── MATERIALS PROVIDED

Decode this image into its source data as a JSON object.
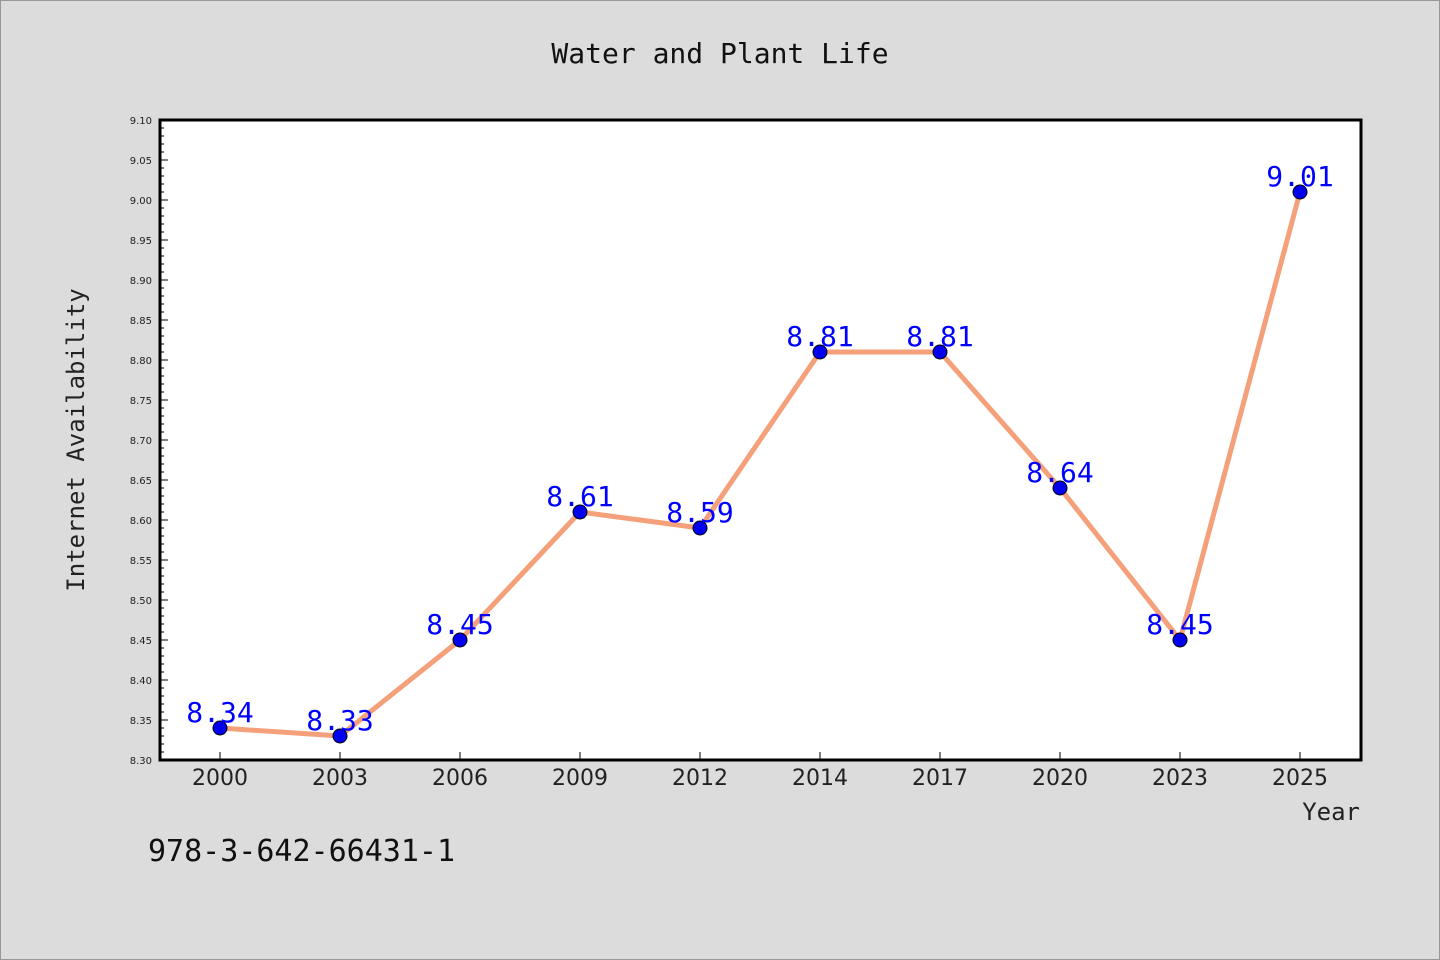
{
  "chart_data": {
    "type": "line",
    "title": "Water and Plant Life",
    "xlabel": "Year",
    "ylabel": "Internet Availability",
    "categories": [
      "2000",
      "2003",
      "2006",
      "2009",
      "2012",
      "2014",
      "2017",
      "2020",
      "2023",
      "2025"
    ],
    "series": [
      {
        "values": [
          8.34,
          8.33,
          8.45,
          8.61,
          8.59,
          8.81,
          8.81,
          8.64,
          8.45,
          9.01
        ],
        "line_color": "#f4a07a",
        "marker_color": "#0000ee",
        "label_color": "#0000ff"
      }
    ],
    "ylim": [
      8.3,
      9.1
    ],
    "yticks": [
      "8.30",
      "8.35",
      "8.40",
      "8.45",
      "8.50",
      "8.55",
      "8.60",
      "8.65",
      "8.70",
      "8.75",
      "8.80",
      "8.85",
      "8.90",
      "8.95",
      "9.00",
      "9.05",
      "9.10"
    ],
    "grid": false,
    "legend": "none",
    "background_color": "#dcdcdc",
    "plot_background_color": "#ffffff"
  },
  "footer": {
    "isbn": "978-3-642-66431-1"
  }
}
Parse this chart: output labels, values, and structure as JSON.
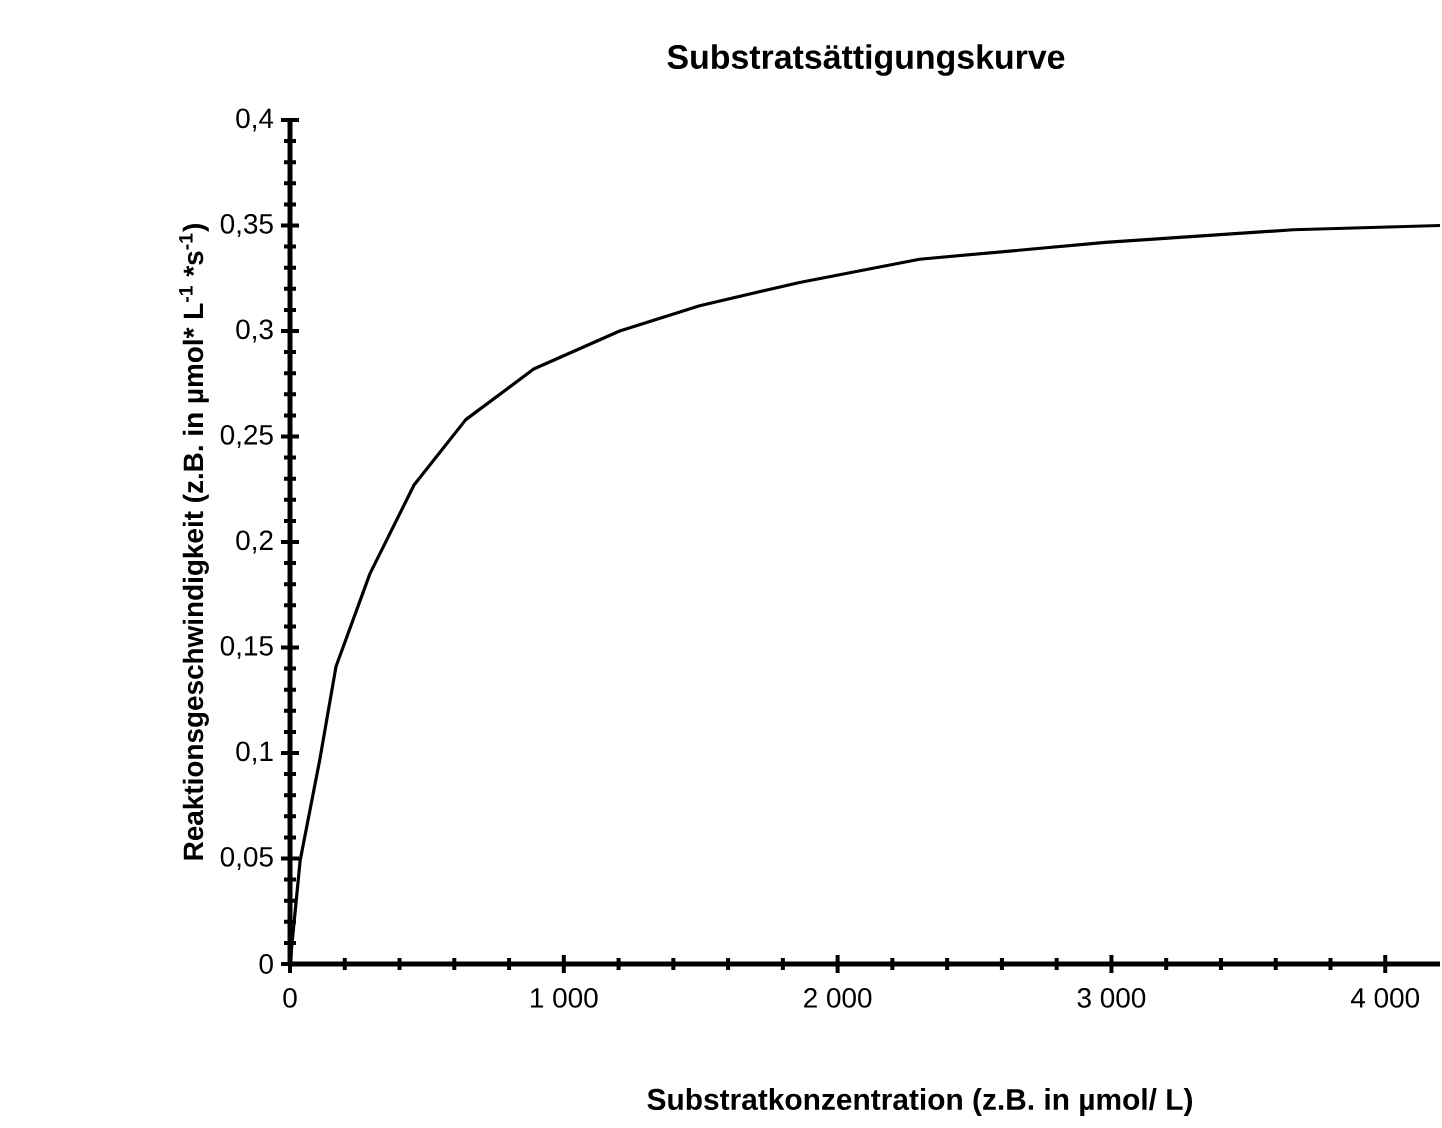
{
  "chart_data": {
    "type": "line",
    "title": "Substratsättigungskurve",
    "xlabel": "Substratkonzentration (z.B. in µmol/ L)",
    "ylabel": "Reaktionsgeschwindigkeit (z.B. in µmol* L$^{-1}$ *s$^{-1}$)",
    "x": [
      0,
      37,
      109,
      168,
      292,
      453,
      642,
      890,
      1204,
      1496,
      1861,
      2299,
      2978,
      3664,
      4200
    ],
    "series": [
      {
        "color": "#000000",
        "values": [
          0,
          0.049,
          0.097,
          0.141,
          0.185,
          0.227,
          0.258,
          0.282,
          0.3,
          0.312,
          0.323,
          0.334,
          0.342,
          0.348,
          0.35
        ]
      }
    ],
    "xlim": [
      0,
      4200
    ],
    "ylim": [
      0,
      0.4
    ],
    "xticks": [
      {
        "value": 0,
        "label": "0"
      },
      {
        "value": 1000,
        "label": "1 000"
      },
      {
        "value": 2000,
        "label": "2 000"
      },
      {
        "value": 3000,
        "label": "3 000"
      },
      {
        "value": 4000,
        "label": "4 000"
      }
    ],
    "yticks": [
      {
        "value": 0,
        "label": "0"
      },
      {
        "value": 0.05,
        "label": "0,05"
      },
      {
        "value": 0.1,
        "label": "0,1"
      },
      {
        "value": 0.15,
        "label": "0,15"
      },
      {
        "value": 0.2,
        "label": "0,2"
      },
      {
        "value": 0.25,
        "label": "0,25"
      },
      {
        "value": 0.3,
        "label": "0,3"
      },
      {
        "value": 0.35,
        "label": "0,35"
      },
      {
        "value": 0.4,
        "label": "0,4"
      }
    ],
    "grid": false,
    "marker": "none",
    "line_style": "solid"
  }
}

────

### WRITTEN PROBLEM
Reproduce the material above verbatim; omit every picture.

### FULL OUTPUT
Decode this image into its source data as a JSON object.
{
  "chart_data": {
    "type": "line",
    "title": "Water and Plant Life",
    "xlabel": "Year",
    "ylabel": "Internet Availability",
    "categories": [
      "2000",
      "2003",
      "2006",
      "2009",
      "2012",
      "2014",
      "2017",
      "2020",
      "2023",
      "2025"
    ],
    "series": [
      {
        "values": [
          8.34,
          8.33,
          8.45,
          8.61,
          8.59,
          8.81,
          8.81,
          8.64,
          8.45,
          9.01
        ],
        "line_color": "#f4a07a",
        "marker_color": "#0000ee",
        "label_color": "#0000ff"
      }
    ],
    "ylim": [
      8.3,
      9.1
    ],
    "yticks": [
      "8.30",
      "8.35",
      "8.40",
      "8.45",
      "8.50",
      "8.55",
      "8.60",
      "8.65",
      "8.70",
      "8.75",
      "8.80",
      "8.85",
      "8.90",
      "8.95",
      "9.00",
      "9.05",
      "9.10"
    ],
    "grid": false,
    "legend": "none",
    "background_color": "#dcdcdc",
    "plot_background_color": "#ffffff"
  },
  "footer": {
    "isbn": "978-3-642-66431-1"
  }
}
Parse this chart: output labels, values, and structure as JSON.
{
  "chart_data": {
    "type": "line",
    "title": "Substratsättigungskurve",
    "xlabel": "Substratkonzentration (z.B. in µmol/ L)",
    "ylabel": "Reaktionsgeschwindigkeit (z.B. in µmol* L$^{-1}$ *s$^{-1}$)",
    "x": [
      0,
      37,
      109,
      168,
      292,
      453,
      642,
      890,
      1204,
      1496,
      1861,
      2299,
      2978,
      3664,
      4200
    ],
    "series": [
      {
        "color": "#000000",
        "values": [
          0,
          0.049,
          0.097,
          0.141,
          0.185,
          0.227,
          0.258,
          0.282,
          0.3,
          0.312,
          0.323,
          0.334,
          0.342,
          0.348,
          0.35
        ]
      }
    ],
    "xlim": [
      0,
      4200
    ],
    "ylim": [
      0,
      0.4
    ],
    "xticks": [
      {
        "value": 0,
        "label": "0"
      },
      {
        "value": 1000,
        "label": "1 000"
      },
      {
        "value": 2000,
        "label": "2 000"
      },
      {
        "value": 3000,
        "label": "3 000"
      },
      {
        "value": 4000,
        "label": "4 000"
      }
    ],
    "yticks": [
      {
        "value": 0,
        "label": "0"
      },
      {
        "value": 0.05,
        "label": "0,05"
      },
      {
        "value": 0.1,
        "label": "0,1"
      },
      {
        "value": 0.15,
        "label": "0,15"
      },
      {
        "value": 0.2,
        "label": "0,2"
      },
      {
        "value": 0.25,
        "label": "0,25"
      },
      {
        "value": 0.3,
        "label": "0,3"
      },
      {
        "value": 0.35,
        "label": "0,35"
      },
      {
        "value": 0.4,
        "label": "0,4"
      }
    ],
    "grid": false,
    "marker": "none",
    "line_style": "solid"
  }
}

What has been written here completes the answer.